» **WORK TO COMPLETE**
Write out all of the entries exactly, please.

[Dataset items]
************

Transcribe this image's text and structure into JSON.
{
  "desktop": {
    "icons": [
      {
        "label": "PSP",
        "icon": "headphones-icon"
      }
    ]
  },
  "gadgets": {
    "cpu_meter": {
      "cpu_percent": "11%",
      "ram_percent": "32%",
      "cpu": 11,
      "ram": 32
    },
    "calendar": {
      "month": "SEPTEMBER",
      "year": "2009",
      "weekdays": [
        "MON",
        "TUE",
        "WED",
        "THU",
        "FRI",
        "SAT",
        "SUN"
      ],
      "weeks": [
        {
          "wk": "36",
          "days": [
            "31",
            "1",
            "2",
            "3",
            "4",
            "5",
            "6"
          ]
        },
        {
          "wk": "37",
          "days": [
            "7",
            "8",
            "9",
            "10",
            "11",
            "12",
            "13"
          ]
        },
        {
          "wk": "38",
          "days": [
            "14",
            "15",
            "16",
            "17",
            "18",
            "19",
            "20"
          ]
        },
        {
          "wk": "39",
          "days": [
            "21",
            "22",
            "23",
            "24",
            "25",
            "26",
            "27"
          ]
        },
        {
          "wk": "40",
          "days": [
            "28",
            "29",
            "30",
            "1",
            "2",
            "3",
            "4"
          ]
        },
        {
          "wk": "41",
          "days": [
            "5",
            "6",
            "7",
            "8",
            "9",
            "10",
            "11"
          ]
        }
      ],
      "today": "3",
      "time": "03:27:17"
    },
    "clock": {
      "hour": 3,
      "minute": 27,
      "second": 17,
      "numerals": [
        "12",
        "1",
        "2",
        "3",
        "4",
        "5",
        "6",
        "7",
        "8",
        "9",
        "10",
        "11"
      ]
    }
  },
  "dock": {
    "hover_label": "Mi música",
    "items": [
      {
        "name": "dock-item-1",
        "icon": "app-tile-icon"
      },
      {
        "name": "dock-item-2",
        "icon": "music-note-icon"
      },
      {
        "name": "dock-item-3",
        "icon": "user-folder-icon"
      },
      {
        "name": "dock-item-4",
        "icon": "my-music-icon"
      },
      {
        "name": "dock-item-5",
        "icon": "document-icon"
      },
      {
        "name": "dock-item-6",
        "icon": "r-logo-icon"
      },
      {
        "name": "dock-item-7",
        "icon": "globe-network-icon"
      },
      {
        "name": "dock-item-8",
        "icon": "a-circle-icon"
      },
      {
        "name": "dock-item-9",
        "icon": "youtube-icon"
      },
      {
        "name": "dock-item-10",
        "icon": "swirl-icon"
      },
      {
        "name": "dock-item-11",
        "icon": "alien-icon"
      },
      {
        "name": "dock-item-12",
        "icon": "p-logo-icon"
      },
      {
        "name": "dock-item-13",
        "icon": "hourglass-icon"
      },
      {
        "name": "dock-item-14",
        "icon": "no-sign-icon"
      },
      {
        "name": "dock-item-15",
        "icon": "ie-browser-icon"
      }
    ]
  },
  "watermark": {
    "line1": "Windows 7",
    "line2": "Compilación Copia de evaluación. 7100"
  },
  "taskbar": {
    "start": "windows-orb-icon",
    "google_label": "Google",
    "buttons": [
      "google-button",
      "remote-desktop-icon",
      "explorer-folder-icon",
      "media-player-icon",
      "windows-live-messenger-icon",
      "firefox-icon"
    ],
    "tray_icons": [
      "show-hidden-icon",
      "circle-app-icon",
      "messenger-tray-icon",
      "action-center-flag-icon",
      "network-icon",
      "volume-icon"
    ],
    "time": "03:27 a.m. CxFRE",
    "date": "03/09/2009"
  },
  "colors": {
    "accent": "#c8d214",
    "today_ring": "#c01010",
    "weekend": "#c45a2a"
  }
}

************

» **REPLY TO THE TASK**
Transcribe this image's text and structure into JSON.
{
  "desktop": {
    "icons": [
      {
        "label": "PSP",
        "icon": "headphones-icon"
      }
    ]
  },
  "gadgets": {
    "cpu_meter": {
      "cpu_percent": "11%",
      "ram_percent": "32%",
      "cpu": 11,
      "ram": 32
    },
    "calendar": {
      "month": "SEPTEMBER",
      "year": "2009",
      "weekdays": [
        "MON",
        "TUE",
        "WED",
        "THU",
        "FRI",
        "SAT",
        "SUN"
      ],
      "weeks": [
        {
          "wk": "36",
          "days": [
            "31",
            "1",
            "2",
            "3",
            "4",
            "5",
            "6"
          ]
        },
        {
          "wk": "37",
          "days": [
            "7",
            "8",
            "9",
            "10",
            "11",
            "12",
            "13"
          ]
        },
        {
          "wk": "38",
          "days": [
            "14",
            "15",
            "16",
            "17",
            "18",
            "19",
            "20"
          ]
        },
        {
          "wk": "39",
          "days": [
            "21",
            "22",
            "23",
            "24",
            "25",
            "26",
            "27"
          ]
        },
        {
          "wk": "40",
          "days": [
            "28",
            "29",
            "30",
            "1",
            "2",
            "3",
            "4"
          ]
        },
        {
          "wk": "41",
          "days": [
            "5",
            "6",
            "7",
            "8",
            "9",
            "10",
            "11"
          ]
        }
      ],
      "today": "3",
      "time": "03:27:17"
    },
    "clock": {
      "hour": 3,
      "minute": 27,
      "second": 17,
      "numerals": [
        "12",
        "1",
        "2",
        "3",
        "4",
        "5",
        "6",
        "7",
        "8",
        "9",
        "10",
        "11"
      ]
    }
  },
  "dock": {
    "hover_label": "Mi música",
    "items": [
      {
        "name": "dock-item-1",
        "icon": "app-tile-icon"
      },
      {
        "name": "dock-item-2",
        "icon": "music-note-icon"
      },
      {
        "name": "dock-item-3",
        "icon": "user-folder-icon"
      },
      {
        "name": "dock-item-4",
        "icon": "my-music-icon"
      },
      {
        "name": "dock-item-5",
        "icon": "document-icon"
      },
      {
        "name": "dock-item-6",
        "icon": "r-logo-icon"
      },
      {
        "name": "dock-item-7",
        "icon": "globe-network-icon"
      },
      {
        "name": "dock-item-8",
        "icon": "a-circle-icon"
      },
      {
        "name": "dock-item-9",
        "icon": "youtube-icon"
      },
      {
        "name": "dock-item-10",
        "icon": "swirl-icon"
      },
      {
        "name": "dock-item-11",
        "icon": "alien-icon"
      },
      {
        "name": "dock-item-12",
        "icon": "p-logo-icon"
      },
      {
        "name": "dock-item-13",
        "icon": "hourglass-icon"
      },
      {
        "name": "dock-item-14",
        "icon": "no-sign-icon"
      },
      {
        "name": "dock-item-15",
        "icon": "ie-browser-icon"
      }
    ]
  },
  "watermark": {
    "line1": "Windows 7",
    "line2": "Compilación Copia de evaluación. 7100"
  },
  "taskbar": {
    "start": "windows-orb-icon",
    "google_label": "Google",
    "buttons": [
      "google-button",
      "remote-desktop-icon",
      "explorer-folder-icon",
      "media-player-icon",
      "windows-live-messenger-icon",
      "firefox-icon"
    ],
    "tray_icons": [
      "show-hidden-icon",
      "circle-app-icon",
      "messenger-tray-icon",
      "action-center-flag-icon",
      "network-icon",
      "volume-icon"
    ],
    "time": "03:27 a.m. CxFRE",
    "date": "03/09/2009"
  },
  "colors": {
    "accent": "#c8d214",
    "today_ring": "#c01010",
    "weekend": "#c45a2a"
  }
}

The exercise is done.